WORK REQUIRED: Single out the lines that include the word "gist". Copy them.
** begin SUPPLIED INFORMATION **
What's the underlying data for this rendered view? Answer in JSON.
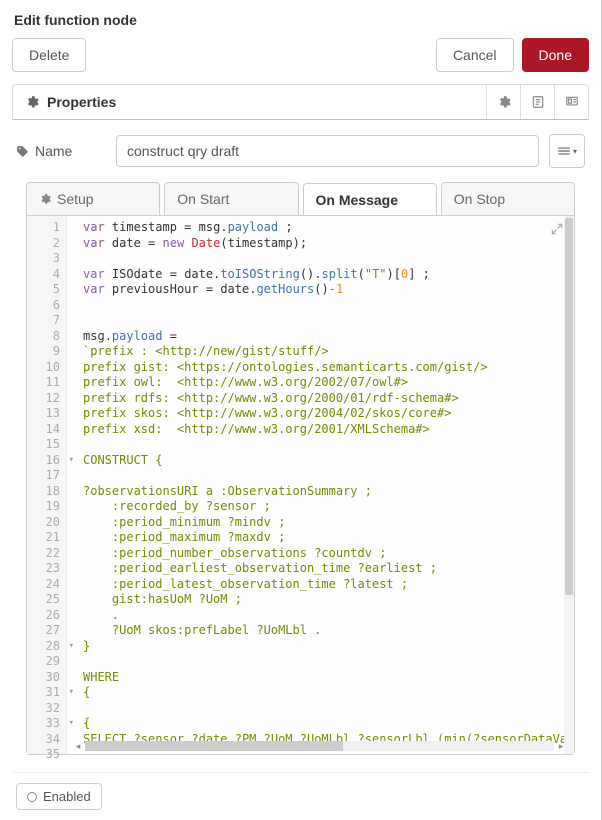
{
  "dialog": {
    "title": "Edit function node"
  },
  "buttons": {
    "delete": "Delete",
    "cancel": "Cancel",
    "done": "Done"
  },
  "section": {
    "properties": "Properties"
  },
  "form": {
    "name_label": "Name",
    "name_value": "construct qry draft"
  },
  "tabs": {
    "setup": "Setup",
    "on_start": "On Start",
    "on_message": "On Message",
    "on_stop": "On Stop"
  },
  "footer": {
    "enabled": "Enabled"
  },
  "editor": {
    "lines": [
      {
        "n": "1",
        "t": "<span class='tok-kw'>var</span> <span class='tok-var'>timestamp</span> = <span class='tok-var'>msg</span>.<span class='tok-func'>payload</span> ;"
      },
      {
        "n": "2",
        "t": "<span class='tok-kw'>var</span> <span class='tok-var'>date</span> = <span class='tok-kw'>new</span> <span class='tok-type'>Date</span>(<span class='tok-var'>timestamp</span>);"
      },
      {
        "n": "3",
        "t": ""
      },
      {
        "n": "4",
        "t": "<span class='tok-kw'>var</span> <span class='tok-var'>ISOdate</span> = <span class='tok-var'>date</span>.<span class='tok-func'>toISOString</span>().<span class='tok-func'>split</span>(<span class='tok-str'>\"T\"</span>)[<span class='tok-num'>0</span>] ;"
      },
      {
        "n": "5",
        "t": "<span class='tok-kw'>var</span> <span class='tok-var'>previousHour</span> = <span class='tok-var'>date</span>.<span class='tok-func'>getHours</span>()<span class='tok-op'>-</span><span class='tok-num'>1</span>"
      },
      {
        "n": "6",
        "t": ""
      },
      {
        "n": "7",
        "t": ""
      },
      {
        "n": "8",
        "t": "<span class='tok-var'>msg</span>.<span class='tok-func'>payload</span> ="
      },
      {
        "n": "9",
        "t": "<span class='tok-str'>`prefix : &lt;http://new/gist/stuff/&gt;</span>"
      },
      {
        "n": "10",
        "t": "<span class='tok-str'>prefix gist: &lt;https://ontologies.semanticarts.com/gist/&gt;</span>"
      },
      {
        "n": "11",
        "t": "<span class='tok-str'>prefix owl:  &lt;http://www.w3.org/2002/07/owl#&gt;</span>"
      },
      {
        "n": "12",
        "t": "<span class='tok-str'>prefix rdfs: &lt;http://www.w3.org/2000/01/rdf-schema#&gt;</span>"
      },
      {
        "n": "13",
        "t": "<span class='tok-str'>prefix skos: &lt;http://www.w3.org/2004/02/skos/core#&gt;</span>"
      },
      {
        "n": "14",
        "t": "<span class='tok-str'>prefix xsd:  &lt;http://www.w3.org/2001/XMLSchema#&gt;</span>"
      },
      {
        "n": "15",
        "t": ""
      },
      {
        "n": "16",
        "t": "<span class='tok-str'>CONSTRUCT {</span>",
        "fold": true
      },
      {
        "n": "17",
        "t": ""
      },
      {
        "n": "18",
        "t": "<span class='tok-str'>?observationsURI a :ObservationSummary ;</span>"
      },
      {
        "n": "19",
        "t": "<span class='tok-str'>    :recorded_by ?sensor ;</span>"
      },
      {
        "n": "20",
        "t": "<span class='tok-str'>    :period_minimum ?mindv ;</span>"
      },
      {
        "n": "21",
        "t": "<span class='tok-str'>    :period_maximum ?maxdv ;</span>"
      },
      {
        "n": "22",
        "t": "<span class='tok-str'>    :period_number_observations ?countdv ;</span>"
      },
      {
        "n": "23",
        "t": "<span class='tok-str'>    :period_earliest_observation_time ?earliest ;</span>"
      },
      {
        "n": "24",
        "t": "<span class='tok-str'>    :period_latest_observation_time ?latest ;</span>"
      },
      {
        "n": "25",
        "t": "<span class='tok-str'>    gist:hasUoM ?UoM ;</span>"
      },
      {
        "n": "26",
        "t": "<span class='tok-str'>    .</span>"
      },
      {
        "n": "27",
        "t": "<span class='tok-str'>    ?UoM skos:prefLabel ?UoMLbl .</span>"
      },
      {
        "n": "28",
        "t": "<span class='tok-str'>}</span>",
        "fold": true
      },
      {
        "n": "29",
        "t": ""
      },
      {
        "n": "30",
        "t": "<span class='tok-str'>WHERE</span>"
      },
      {
        "n": "31",
        "t": "<span class='tok-str'>{</span>",
        "fold": true
      },
      {
        "n": "32",
        "t": ""
      },
      {
        "n": "33",
        "t": "<span class='tok-str'>{</span>",
        "fold": true
      },
      {
        "n": "34",
        "t": "<span class='tok-str'>SELECT ?sensor ?date ?PM ?UoM ?UoMLbl ?sensorLbl (min(?sensorDataValu</span>"
      },
      {
        "n": "35",
        "t": ""
      }
    ]
  }
}
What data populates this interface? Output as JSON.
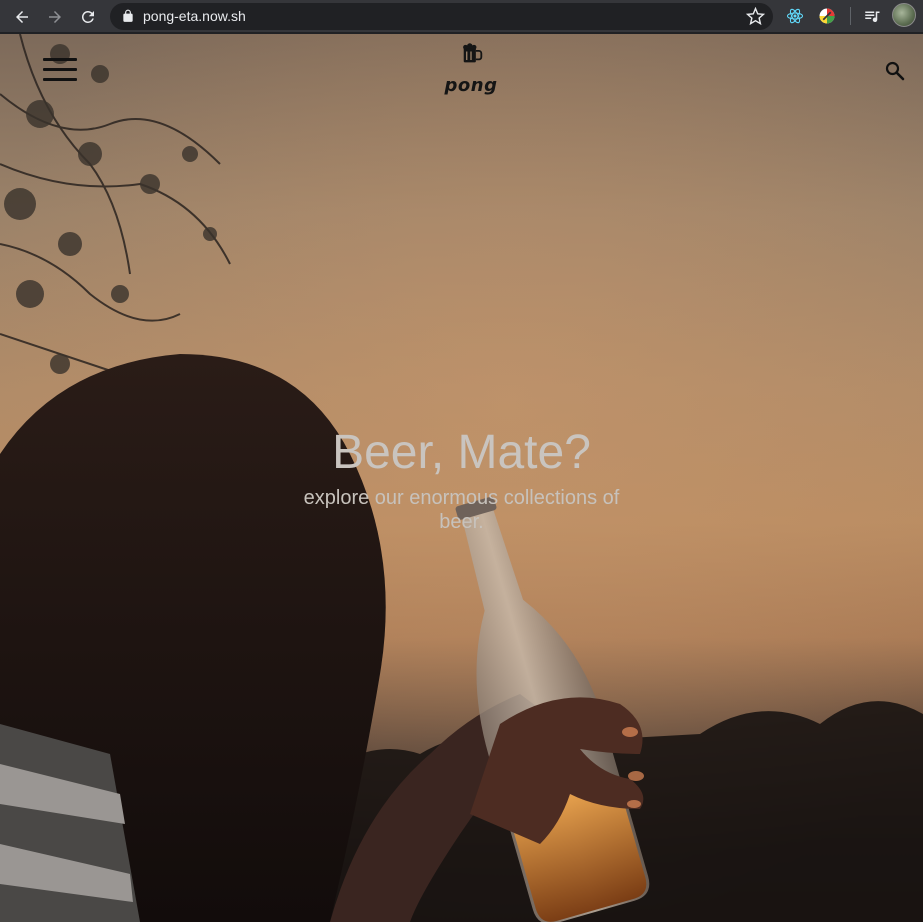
{
  "browser": {
    "url": "pong-eta.now.sh",
    "back_icon": "arrow-left-icon",
    "forward_icon": "arrow-right-icon",
    "reload_icon": "reload-icon",
    "lock_icon": "lock-icon",
    "bookmark_icon": "star-icon",
    "extensions": [
      "react-devtools-icon",
      "colorful-circle-extension-icon",
      "media-playlist-icon"
    ],
    "profile_avatar": "avatar"
  },
  "site": {
    "logo_text": "pong",
    "logo_icon": "beer-mug-icon",
    "menu_icon": "hamburger-menu-icon",
    "search_icon": "search-icon"
  },
  "hero": {
    "title": "Beer, Mate?",
    "subtitle": "explore our enormous collections of beer."
  },
  "colors": {
    "chrome_bg": "#35363a",
    "omnibox_bg": "#202124",
    "hero_text": "#c9c4bf",
    "icon_dark": "#111111"
  }
}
** end SUPPLIED INFORMATION **
COMPLETE OUTPUT:
        "t": "<span class='tok-str'>`prefix : &lt;http://new/gist/stuff/&gt;</span>"
        "t": "<span class='tok-str'>prefix gist: &lt;https://ontologies.semanticarts.com/gist/&gt;</span>"
        "t": "<span class='tok-str'>    gist:hasUoM ?UoM ;</span>"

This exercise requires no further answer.